Задания для выполнения:
(1) В чьем переводе Пруст читал «Тысячу и одну ночь» в отрочестве, согласно тексту о Прусте и арабских сказках?
(2) Напишите продолжение текста о Прусте и «Тысяче и одной ночи», начиная после его последнего предложения.

Выбранный отрывок:
•••••

Пруст не дал развернутой характеристики этой книги, своего к ней отношения, хотя, как скажем ниже, подобную попытку он однажды сделал. Интерес к этим арабским сказкам возник у Пруста давно, наверняка еще в раннем детстве, ибо «Тысяча и одна ночь» в классическом, до сих пор переиздающемся переводе Антуана Галлана (1646 – 1715) почти обязательно входила в круг чтения французского подростка из самых разных общественных кругов. Это настолько очевидно, что многие биографы Пруста – и Андре Моруа, и Дж. Пейнтер, и Г. де Дисбах, и Р. Дюшен – этого даже не упомянули. Только Ж.-И. Тадье написал, и довольно кратко: «Также к отрочеству относится возникновение любви Пруста к “Тысяче и одной ночи”, книге, которую он читал тогда в переводе Галлана, и сюжеты которой рассматривал на тарелках из мастерских Крейля»[641]. Позже Пруст об этом вспомнит.
Вхождение знаменитых арабских сказок в круг творческих интересов Пруста знало несколько этапов. Мы можем их определить и описать, хотя о «Тысяче и одной ночи» писатель, видимо, не забывал никогда. Так, откликаясь на статью Робера де Флера о полузабытом писателе середины XIX века Альфонсе Карре, Пруст писал своему другу в середине апреля 1904 г.: «Ты больше, чем оправщик жемчужин. Ты, скорее, похож на персонажа из “Тысячи и одной ночи”, который восхищал меня в отроческие годы и превращал старые лампы в новые. Это скромное чудо приобретает большие размеры, коль скоро это касается вопроса духа. И ты сумел преобразить свет этой старой лампы в сияющие лучи, которые так ярко освещают нашу современность»[642]. Благодаря Гастона Кальметта, главного редактора газеты «Фигаро», за положительную рецензию на прустовский перевод одной из книг Джона Рескина, Пруст восклицал: «Это все больше и больше напоминает “Тысячу и одну ночь”. Это уже не Сезам Али-Бабы. Это Пробудившийся от сна, которого встречают как царя, которого ведут в невиданный дворец, которого опьяняют самыми изысканными винами. Мне кажется, что я вижу сон, и я говорю себе, что вы самый могущественный волшебник» (6 июня 1906 г.)[643].

•••••

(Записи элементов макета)
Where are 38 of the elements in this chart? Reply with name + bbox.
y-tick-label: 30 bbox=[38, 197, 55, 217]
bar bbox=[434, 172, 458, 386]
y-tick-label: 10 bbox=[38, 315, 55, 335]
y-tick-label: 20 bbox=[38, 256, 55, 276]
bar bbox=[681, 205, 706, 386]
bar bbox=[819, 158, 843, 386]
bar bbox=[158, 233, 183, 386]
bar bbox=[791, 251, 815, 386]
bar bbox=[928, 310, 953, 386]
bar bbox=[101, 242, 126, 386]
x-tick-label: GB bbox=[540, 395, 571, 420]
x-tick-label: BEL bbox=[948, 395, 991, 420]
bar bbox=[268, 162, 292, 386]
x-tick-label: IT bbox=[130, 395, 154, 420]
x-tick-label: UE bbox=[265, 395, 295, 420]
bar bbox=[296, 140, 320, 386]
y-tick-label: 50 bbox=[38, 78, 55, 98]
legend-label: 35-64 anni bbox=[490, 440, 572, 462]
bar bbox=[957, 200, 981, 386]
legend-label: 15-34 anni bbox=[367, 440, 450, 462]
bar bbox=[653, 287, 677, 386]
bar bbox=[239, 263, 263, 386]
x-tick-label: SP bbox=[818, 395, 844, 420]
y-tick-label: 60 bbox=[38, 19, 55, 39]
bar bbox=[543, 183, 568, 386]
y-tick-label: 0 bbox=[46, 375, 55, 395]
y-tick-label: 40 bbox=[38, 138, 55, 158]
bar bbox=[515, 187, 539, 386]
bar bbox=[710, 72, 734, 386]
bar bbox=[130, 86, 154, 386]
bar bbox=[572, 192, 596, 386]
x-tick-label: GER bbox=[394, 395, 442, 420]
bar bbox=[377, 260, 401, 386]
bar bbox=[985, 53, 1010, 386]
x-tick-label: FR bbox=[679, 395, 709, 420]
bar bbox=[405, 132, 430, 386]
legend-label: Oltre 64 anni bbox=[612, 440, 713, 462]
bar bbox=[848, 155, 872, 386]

•••••

Ответы к заданиям:
(1) В переводе Антуана Галлана.

(2)
Итак, начало знакомства с арабскими сказками – это детство, и об этом рассказано в первом томе «Поисков утраченного времени». Пруст начинает с упоминания Пробудившегося ото сна, сравнивает Свана с Али-Бабой, а потом рассказывает о разрисованных тарелках. И для героя Пруста, и для самого писателя эти тарелки из Крейля и все эти увлекательные сюжеты на первых порах являлись олицетворением детства, олицетворением Комбре, их дома в этом провинциальном городе. Отметим, что первые страницы книги Пруста овеяны атмосферой вечера, ночи, темноты, когда происходят загадочные события. А утром герои подобных приключений возникают на простых тарелках. «Только мелкие тарелки были разрисованы, – вспоминал Рассказчик, – и тетя с неизменным любопытством за каждым завтраком рассматривала изображенную на поданной ей тарелке сказку. Она надевала очки, прочитывала: “Али-Баба и сорок разбойников”, “Аладдин или волшебная лампа” – и с улыбкой приговаривала: “Прелестно, прелестно”»[644].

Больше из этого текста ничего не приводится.